- _GIVEN RECORDS_:
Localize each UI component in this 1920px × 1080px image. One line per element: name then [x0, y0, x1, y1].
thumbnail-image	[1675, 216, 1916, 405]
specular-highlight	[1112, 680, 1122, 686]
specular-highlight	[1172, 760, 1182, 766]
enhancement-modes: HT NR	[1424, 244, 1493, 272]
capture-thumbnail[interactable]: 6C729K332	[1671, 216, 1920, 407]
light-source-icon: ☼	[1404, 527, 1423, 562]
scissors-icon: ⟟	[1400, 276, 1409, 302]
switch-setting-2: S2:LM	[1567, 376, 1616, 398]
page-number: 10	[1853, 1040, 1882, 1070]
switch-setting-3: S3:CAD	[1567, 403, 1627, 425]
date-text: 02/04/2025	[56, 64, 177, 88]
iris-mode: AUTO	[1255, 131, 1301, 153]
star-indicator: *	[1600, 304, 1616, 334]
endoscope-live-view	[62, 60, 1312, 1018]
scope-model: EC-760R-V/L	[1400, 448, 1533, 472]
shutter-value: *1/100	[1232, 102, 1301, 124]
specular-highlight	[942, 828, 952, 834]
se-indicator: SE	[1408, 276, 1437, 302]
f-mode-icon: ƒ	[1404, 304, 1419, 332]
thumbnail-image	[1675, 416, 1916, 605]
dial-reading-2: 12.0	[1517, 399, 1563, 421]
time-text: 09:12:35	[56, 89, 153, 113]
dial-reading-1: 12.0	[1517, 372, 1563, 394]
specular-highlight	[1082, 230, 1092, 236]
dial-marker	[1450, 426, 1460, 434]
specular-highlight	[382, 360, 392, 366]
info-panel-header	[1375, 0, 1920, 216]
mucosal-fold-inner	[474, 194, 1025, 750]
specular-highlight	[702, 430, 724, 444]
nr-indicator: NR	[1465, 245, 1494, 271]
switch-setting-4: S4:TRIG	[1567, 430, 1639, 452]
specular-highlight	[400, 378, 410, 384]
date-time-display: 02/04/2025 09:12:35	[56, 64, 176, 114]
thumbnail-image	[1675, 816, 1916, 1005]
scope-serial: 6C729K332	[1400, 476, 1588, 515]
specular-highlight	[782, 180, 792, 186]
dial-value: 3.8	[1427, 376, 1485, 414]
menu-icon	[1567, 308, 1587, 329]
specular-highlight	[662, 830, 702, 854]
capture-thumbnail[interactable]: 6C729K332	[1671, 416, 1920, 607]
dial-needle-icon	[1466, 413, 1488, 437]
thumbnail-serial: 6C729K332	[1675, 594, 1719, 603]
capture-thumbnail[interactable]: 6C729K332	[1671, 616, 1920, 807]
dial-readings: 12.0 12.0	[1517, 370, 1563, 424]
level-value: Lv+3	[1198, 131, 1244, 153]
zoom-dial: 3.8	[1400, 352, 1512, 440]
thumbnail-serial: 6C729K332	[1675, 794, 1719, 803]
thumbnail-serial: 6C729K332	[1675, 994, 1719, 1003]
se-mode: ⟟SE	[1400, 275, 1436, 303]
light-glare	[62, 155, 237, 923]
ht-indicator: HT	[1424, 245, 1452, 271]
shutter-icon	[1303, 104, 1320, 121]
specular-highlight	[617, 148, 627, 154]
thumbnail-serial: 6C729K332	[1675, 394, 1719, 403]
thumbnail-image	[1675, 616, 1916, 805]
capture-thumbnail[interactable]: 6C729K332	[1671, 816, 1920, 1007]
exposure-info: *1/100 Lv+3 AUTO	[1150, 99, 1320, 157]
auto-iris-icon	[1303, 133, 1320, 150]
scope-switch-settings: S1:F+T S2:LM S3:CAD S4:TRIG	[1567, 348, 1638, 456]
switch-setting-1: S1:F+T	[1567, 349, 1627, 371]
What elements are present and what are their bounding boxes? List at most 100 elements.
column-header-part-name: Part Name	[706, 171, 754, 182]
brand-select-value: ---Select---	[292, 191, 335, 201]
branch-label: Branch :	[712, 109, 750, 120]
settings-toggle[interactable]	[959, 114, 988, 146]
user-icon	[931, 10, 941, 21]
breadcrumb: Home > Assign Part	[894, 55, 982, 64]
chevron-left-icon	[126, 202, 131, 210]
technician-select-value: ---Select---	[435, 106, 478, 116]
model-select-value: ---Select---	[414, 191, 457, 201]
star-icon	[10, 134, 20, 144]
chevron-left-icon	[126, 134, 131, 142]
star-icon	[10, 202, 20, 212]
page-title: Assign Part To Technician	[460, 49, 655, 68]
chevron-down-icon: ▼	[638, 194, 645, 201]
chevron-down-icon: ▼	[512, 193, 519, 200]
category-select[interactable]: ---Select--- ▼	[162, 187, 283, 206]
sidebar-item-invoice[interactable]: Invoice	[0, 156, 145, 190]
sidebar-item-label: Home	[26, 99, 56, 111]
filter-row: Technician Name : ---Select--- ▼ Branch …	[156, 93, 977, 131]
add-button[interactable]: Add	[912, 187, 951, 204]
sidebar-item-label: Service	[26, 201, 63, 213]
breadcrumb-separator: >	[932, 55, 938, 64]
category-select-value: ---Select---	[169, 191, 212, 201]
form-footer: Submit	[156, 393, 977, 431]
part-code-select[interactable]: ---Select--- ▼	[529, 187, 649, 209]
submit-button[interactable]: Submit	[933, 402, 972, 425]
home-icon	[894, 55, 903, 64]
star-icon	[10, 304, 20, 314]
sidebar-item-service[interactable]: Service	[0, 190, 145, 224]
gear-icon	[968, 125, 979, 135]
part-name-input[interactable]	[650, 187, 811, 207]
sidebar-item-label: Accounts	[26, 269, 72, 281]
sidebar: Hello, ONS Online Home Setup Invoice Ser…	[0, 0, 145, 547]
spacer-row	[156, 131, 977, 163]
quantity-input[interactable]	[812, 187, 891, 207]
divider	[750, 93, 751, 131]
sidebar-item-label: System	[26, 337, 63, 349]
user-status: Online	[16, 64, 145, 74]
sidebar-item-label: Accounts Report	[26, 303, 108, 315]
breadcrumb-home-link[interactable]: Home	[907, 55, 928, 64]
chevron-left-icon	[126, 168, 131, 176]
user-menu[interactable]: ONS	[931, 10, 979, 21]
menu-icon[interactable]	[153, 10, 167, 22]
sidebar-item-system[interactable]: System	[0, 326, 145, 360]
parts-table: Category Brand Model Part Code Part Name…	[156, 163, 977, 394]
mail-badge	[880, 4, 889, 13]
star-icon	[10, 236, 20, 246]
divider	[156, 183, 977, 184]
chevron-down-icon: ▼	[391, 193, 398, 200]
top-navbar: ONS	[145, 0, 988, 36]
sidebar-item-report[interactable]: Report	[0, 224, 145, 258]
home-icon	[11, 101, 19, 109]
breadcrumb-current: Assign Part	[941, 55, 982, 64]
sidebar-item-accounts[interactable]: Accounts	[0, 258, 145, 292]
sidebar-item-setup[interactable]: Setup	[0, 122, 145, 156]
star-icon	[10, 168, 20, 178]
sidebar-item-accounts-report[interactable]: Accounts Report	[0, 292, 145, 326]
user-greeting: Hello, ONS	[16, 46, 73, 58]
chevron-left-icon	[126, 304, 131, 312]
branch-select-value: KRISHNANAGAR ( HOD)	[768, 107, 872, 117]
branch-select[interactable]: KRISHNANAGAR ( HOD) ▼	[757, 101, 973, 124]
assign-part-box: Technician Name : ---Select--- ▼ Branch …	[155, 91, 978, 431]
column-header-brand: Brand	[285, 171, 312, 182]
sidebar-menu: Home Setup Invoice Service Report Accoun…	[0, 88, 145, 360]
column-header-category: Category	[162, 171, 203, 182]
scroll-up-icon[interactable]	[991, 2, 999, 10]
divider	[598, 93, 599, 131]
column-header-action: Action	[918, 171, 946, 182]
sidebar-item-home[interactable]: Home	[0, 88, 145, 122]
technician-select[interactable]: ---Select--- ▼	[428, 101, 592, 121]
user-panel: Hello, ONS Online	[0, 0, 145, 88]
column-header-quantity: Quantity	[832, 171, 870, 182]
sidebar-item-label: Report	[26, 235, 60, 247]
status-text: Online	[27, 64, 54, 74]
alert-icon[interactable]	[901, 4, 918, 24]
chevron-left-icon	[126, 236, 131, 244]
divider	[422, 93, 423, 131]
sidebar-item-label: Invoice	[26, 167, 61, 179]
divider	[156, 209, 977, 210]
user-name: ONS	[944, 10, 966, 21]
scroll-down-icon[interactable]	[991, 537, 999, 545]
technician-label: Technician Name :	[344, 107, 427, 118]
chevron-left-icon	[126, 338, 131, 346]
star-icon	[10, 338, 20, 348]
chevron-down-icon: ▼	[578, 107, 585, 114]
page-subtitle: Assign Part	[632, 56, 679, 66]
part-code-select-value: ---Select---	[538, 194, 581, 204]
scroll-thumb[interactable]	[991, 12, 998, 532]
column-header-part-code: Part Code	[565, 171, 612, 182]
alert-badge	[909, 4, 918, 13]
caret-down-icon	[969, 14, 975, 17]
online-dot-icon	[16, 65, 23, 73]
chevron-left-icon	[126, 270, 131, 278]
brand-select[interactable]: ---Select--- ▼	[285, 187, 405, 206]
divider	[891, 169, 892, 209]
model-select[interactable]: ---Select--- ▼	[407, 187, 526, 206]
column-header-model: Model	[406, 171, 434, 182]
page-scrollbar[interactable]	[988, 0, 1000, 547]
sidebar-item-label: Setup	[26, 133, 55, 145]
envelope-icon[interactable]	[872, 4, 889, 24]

- _WHAT TO WORK ON_: Turn the lines, starting at the first one and ending at the one that contains "828, 952, 834]", into a JSON list of strings with one string per line, leaving out any blank lines.

- _ANSWER FOR THIS EXERCISE_:
[
  "Localize each UI component in this 1920px × 1080px image. One line per element: name then [x0, y0, x1, y1].",
  "thumbnail-image\t[1675, 216, 1916, 405]",
  "specular-highlight\t[1112, 680, 1122, 686]",
  "specular-highlight\t[1172, 760, 1182, 766]",
  "enhancement-modes: HT NR\t[1424, 244, 1493, 272]",
  "capture-thumbnail[interactable]: 6C729K332\t[1671, 216, 1920, 407]",
  "light-source-icon: ☼\t[1404, 527, 1423, 562]",
  "scissors-icon: ⟟\t[1400, 276, 1409, 302]",
  "switch-setting-2: S2:LM\t[1567, 376, 1616, 398]",
  "page-number: 10\t[1853, 1040, 1882, 1070]",
  "switch-setting-3: S3:CAD\t[1567, 403, 1627, 425]",
  "date-text: 02/04/2025\t[56, 64, 177, 88]",
  "iris-mode: AUTO\t[1255, 131, 1301, 153]",
  "star-indicator: *\t[1600, 304, 1616, 334]",
  "endoscope-live-view\t[62, 60, 1312, 1018]",
  "scope-model: EC-760R-V/L\t[1400, 448, 1533, 472]",
  "shutter-value: *1/100\t[1232, 102, 1301, 124]",
  "specular-highlight\t[942, 828, 952, 834]"
]